> Problem description
Restate the full set of records exactly, without adding or dropping a word.

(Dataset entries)

━━━━━━

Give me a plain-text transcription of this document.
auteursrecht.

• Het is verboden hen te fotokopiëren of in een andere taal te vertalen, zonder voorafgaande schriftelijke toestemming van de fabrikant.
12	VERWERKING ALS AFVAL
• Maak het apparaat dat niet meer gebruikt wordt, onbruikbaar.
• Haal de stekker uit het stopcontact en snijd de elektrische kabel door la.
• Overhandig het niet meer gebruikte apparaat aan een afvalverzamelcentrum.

━━━━━━

> Final result
Give me a plain-text transcription of this document.
auteursrecht.

• Het is verboden hen te fotokopiëren of in een andere taal te vertalen, zonder voorafgaande schriftelijke toestemming van de fabrikant.
12	VERWERKING ALS AFVAL
• Maak het apparaat dat niet meer gebruikt wordt, onbruikbaar.
• Haal de stekker uit het stopcontact en snijd de elektrische kabel door la.
• Overhandig het niet meer gebruikte apparaat aan een afvalverzamelcentrum.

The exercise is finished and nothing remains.